--- start ---

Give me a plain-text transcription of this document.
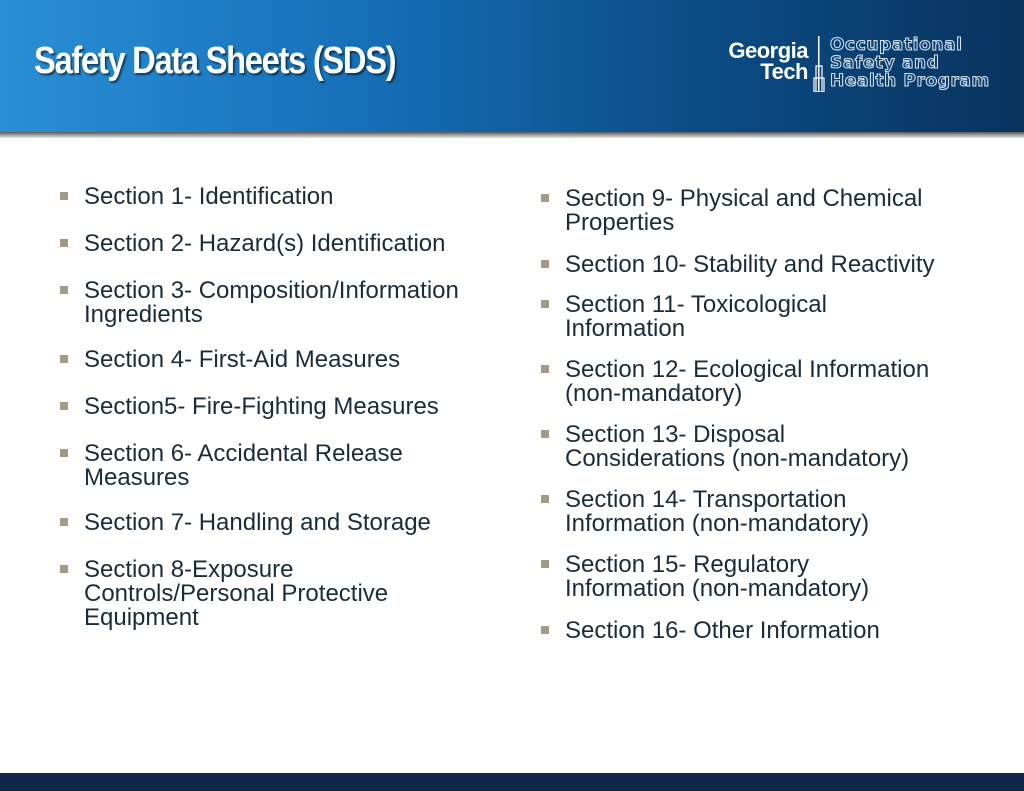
Safety Data Sheets (SDS)	Georgia
Tech
Occupational
Safety and
Health Program
Section 1- Identification
Section 2- Hazard(s) Identification
Section 3- Composition/Information
Ingredients
Section 4- First-Aid Measures
Section5- Fire-Fighting Measures
Section 6- Accidental Release
Measures
Section 7- Handling and Storage
Section 8-Exposure
Controls/Personal Protective
Equipment
Section 9- Physical and Chemical
Properties
Section 10- Stability and Reactivity
Section 11- Toxicological
Information
Section 12- Ecological Information
(non-mandatory)
Section 13- Disposal
Considerations (non-mandatory)
Section 14- Transportation
Information (non-mandatory)
Section 15- Regulatory
Information (non-mandatory)
Section 16- Other Information
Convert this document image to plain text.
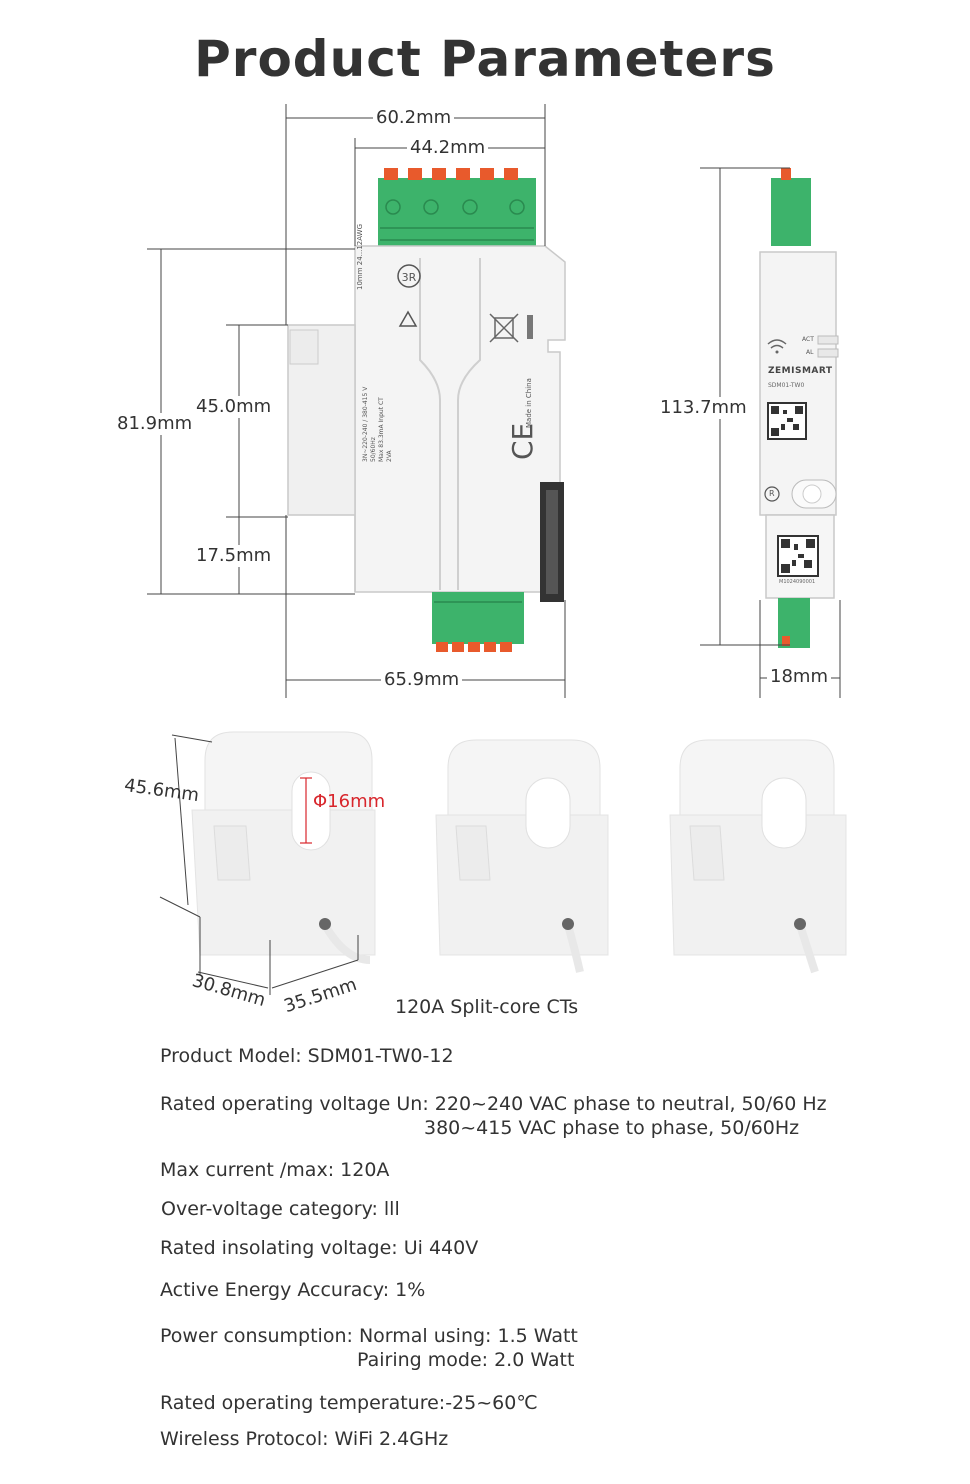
Product Parameters
3R
CE
60.2mm
44.2mm
65.9mm
81.9mm
45.0mm
17.5mm
113.7mm
18mm
45.6mm	Φ16mm
30.8mm 35.5mm
10mm 24...12AWG
3N~220-240 / 380-415 V
50/60Hz
Max 83.3mA Input CT
2VA
Made in China
ACT
AL
ZEMISMART
SDM01-TW0
R
M1024090001
120A Split-core CTs
Product Model: SDM01-TW0-12
Rated operating voltage Un: 220~240 VAC phase to neutral, 50/60 Hz
380~415 VAC phase to phase, 50/60Hz
Max current /max: 120A
Over-voltage category: lll
Rated insolating voltage: Ui 440V
Active Energy Accuracy: 1%
Power consumption: Normal using: 1.5 Watt
Pairing mode: 2.0 Watt
Rated operating temperature:-25~60℃
Wireless Protocol: WiFi 2.4GHz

--- end ---

Exercise description: The copy should hold exactly the lines from the line containing "Convert this document image to plain text." through the end of the data, both ends included, and no pictures.

Answer for this exercise:
Convert this document image to plain text.
Product Parameters
3R
CE
60.2mm
44.2mm
65.9mm
81.9mm
45.0mm
17.5mm
113.7mm
18mm
45.6mm	Φ16mm
30.8mm 35.5mm
10mm 24...12AWG
3N~220-240 / 380-415 V
50/60Hz
Max 83.3mA Input CT
2VA
Made in China
ACT
AL
ZEMISMART
SDM01-TW0
R
M1024090001
120A Split-core CTs
Product Model: SDM01-TW0-12
Rated operating voltage Un: 220~240 VAC phase to neutral, 50/60 Hz
380~415 VAC phase to phase, 50/60Hz
Max current /max: 120A
Over-voltage category: lll
Rated insolating voltage: Ui 440V
Active Energy Accuracy: 1%
Power consumption: Normal using: 1.5 Watt
Pairing mode: 2.0 Watt
Rated operating temperature:-25~60℃
Wireless Protocol: WiFi 2.4GHz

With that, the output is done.